## Given problem
Copy out each line of the data that holds the word "pictures".

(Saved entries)
((

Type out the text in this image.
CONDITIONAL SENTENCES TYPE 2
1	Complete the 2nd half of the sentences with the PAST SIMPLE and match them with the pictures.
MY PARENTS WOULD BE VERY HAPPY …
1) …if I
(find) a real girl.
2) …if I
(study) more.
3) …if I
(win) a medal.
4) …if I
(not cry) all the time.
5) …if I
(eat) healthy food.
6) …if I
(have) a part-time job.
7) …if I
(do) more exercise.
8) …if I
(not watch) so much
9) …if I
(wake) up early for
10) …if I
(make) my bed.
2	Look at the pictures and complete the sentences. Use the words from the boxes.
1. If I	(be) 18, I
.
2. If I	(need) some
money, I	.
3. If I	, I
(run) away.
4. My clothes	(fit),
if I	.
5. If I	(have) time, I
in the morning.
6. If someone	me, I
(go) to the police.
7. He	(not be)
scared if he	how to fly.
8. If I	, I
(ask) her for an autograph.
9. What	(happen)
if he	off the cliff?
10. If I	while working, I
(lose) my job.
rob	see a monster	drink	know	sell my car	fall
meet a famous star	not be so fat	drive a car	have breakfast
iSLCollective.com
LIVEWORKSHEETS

))

## Task solution
1	Complete the 2nd half of the sentences with the PAST SIMPLE and match them with the pictures.
2	Look at the pictures and complete the sentences. Use the words from the boxes.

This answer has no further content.